* [Given instruction]: Give back every line exactly as it appears, pictures excluded.

━━━━━ Materials provided

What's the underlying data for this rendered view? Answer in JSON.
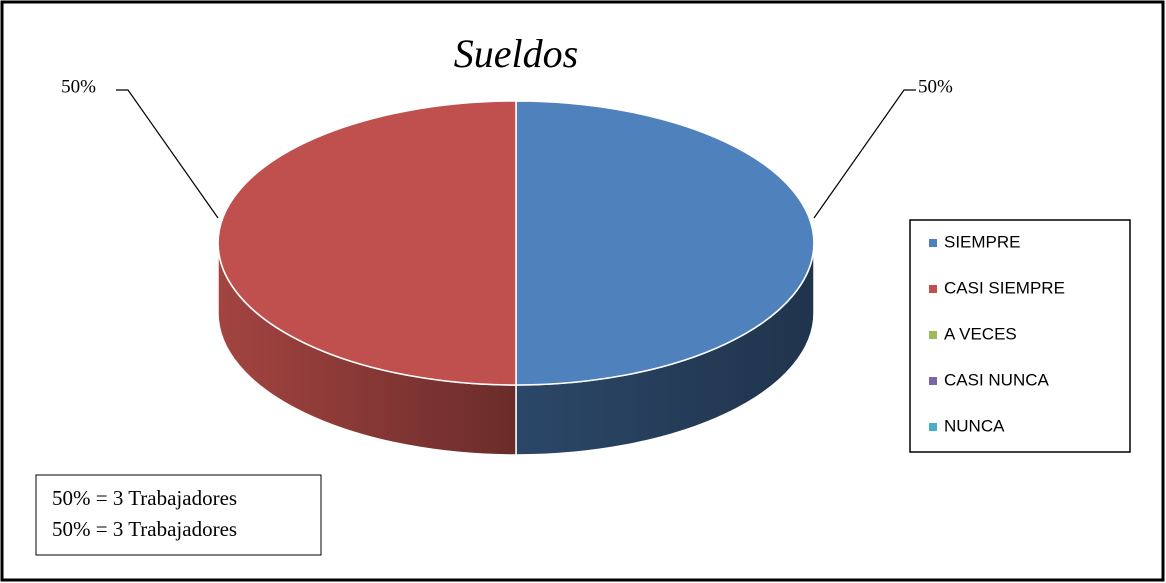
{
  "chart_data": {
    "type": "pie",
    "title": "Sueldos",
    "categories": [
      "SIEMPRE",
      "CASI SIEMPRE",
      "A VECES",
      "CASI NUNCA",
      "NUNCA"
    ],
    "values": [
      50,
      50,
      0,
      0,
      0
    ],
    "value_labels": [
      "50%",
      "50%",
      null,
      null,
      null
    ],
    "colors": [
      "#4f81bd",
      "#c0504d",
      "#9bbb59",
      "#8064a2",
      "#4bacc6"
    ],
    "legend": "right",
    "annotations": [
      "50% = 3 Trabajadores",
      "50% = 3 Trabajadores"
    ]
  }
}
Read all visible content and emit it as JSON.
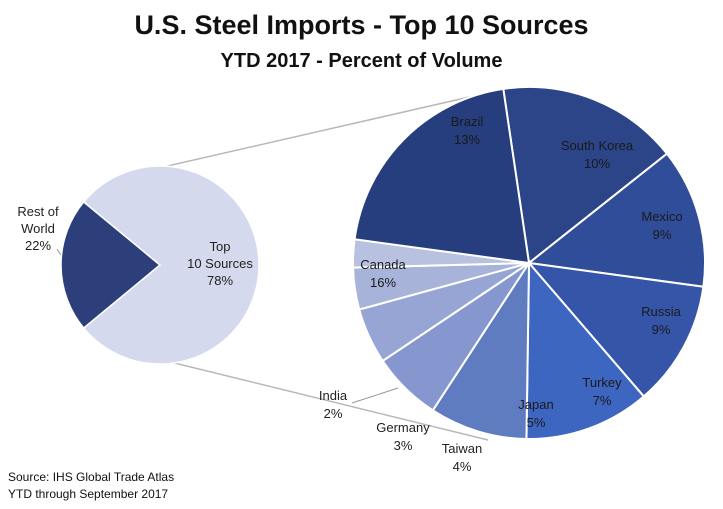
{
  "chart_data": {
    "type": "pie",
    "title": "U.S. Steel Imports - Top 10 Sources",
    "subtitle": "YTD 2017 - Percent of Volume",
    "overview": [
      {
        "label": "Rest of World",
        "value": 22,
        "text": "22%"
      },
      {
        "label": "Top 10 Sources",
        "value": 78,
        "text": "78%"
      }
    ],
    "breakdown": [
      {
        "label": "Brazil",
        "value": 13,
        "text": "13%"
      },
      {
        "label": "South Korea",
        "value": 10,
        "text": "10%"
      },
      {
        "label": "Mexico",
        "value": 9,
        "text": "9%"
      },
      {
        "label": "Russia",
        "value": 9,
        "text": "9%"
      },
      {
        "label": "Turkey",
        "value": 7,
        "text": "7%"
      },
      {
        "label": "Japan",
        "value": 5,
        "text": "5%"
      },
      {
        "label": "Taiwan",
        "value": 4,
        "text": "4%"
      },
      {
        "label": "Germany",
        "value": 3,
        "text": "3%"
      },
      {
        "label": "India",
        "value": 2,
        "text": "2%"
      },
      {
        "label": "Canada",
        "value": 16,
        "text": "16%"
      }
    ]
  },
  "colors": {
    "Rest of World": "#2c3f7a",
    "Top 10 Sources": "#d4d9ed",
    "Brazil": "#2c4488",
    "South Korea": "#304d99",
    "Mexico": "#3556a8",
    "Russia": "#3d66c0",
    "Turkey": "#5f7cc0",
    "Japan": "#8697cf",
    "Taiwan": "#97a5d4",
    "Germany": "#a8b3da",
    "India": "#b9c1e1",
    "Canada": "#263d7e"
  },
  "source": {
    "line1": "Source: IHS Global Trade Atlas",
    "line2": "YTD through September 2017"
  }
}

━━━━━━━━━━

* [Solution for this task]:
What's the underlying data for this rendered view? Answer in JSON.
{
  "chart_data": {
    "type": "pie",
    "title": "Sueldos",
    "categories": [
      "SIEMPRE",
      "CASI SIEMPRE",
      "A VECES",
      "CASI NUNCA",
      "NUNCA"
    ],
    "values": [
      50,
      50,
      0,
      0,
      0
    ],
    "value_labels": [
      "50%",
      "50%",
      null,
      null,
      null
    ],
    "colors": [
      "#4f81bd",
      "#c0504d",
      "#9bbb59",
      "#8064a2",
      "#4bacc6"
    ],
    "legend": "right",
    "annotations": [
      "50% = 3 Trabajadores",
      "50% = 3 Trabajadores"
    ]
  }
}
Read all visible content and emit it as JSON.
{
  "chart_data": {
    "type": "pie",
    "title": "U.S. Steel Imports - Top 10 Sources",
    "subtitle": "YTD 2017 - Percent of Volume",
    "overview": [
      {
        "label": "Rest of World",
        "value": 22,
        "text": "22%"
      },
      {
        "label": "Top 10 Sources",
        "value": 78,
        "text": "78%"
      }
    ],
    "breakdown": [
      {
        "label": "Brazil",
        "value": 13,
        "text": "13%"
      },
      {
        "label": "South Korea",
        "value": 10,
        "text": "10%"
      },
      {
        "label": "Mexico",
        "value": 9,
        "text": "9%"
      },
      {
        "label": "Russia",
        "value": 9,
        "text": "9%"
      },
      {
        "label": "Turkey",
        "value": 7,
        "text": "7%"
      },
      {
        "label": "Japan",
        "value": 5,
        "text": "5%"
      },
      {
        "label": "Taiwan",
        "value": 4,
        "text": "4%"
      },
      {
        "label": "Germany",
        "value": 3,
        "text": "3%"
      },
      {
        "label": "India",
        "value": 2,
        "text": "2%"
      },
      {
        "label": "Canada",
        "value": 16,
        "text": "16%"
      }
    ]
  },
  "colors": {
    "Rest of World": "#2c3f7a",
    "Top 10 Sources": "#d4d9ed",
    "Brazil": "#2c4488",
    "South Korea": "#304d99",
    "Mexico": "#3556a8",
    "Russia": "#3d66c0",
    "Turkey": "#5f7cc0",
    "Japan": "#8697cf",
    "Taiwan": "#97a5d4",
    "Germany": "#a8b3da",
    "India": "#b9c1e1",
    "Canada": "#263d7e"
  },
  "source": {
    "line1": "Source: IHS Global Trade Atlas",
    "line2": "YTD through September 2017"
  }
}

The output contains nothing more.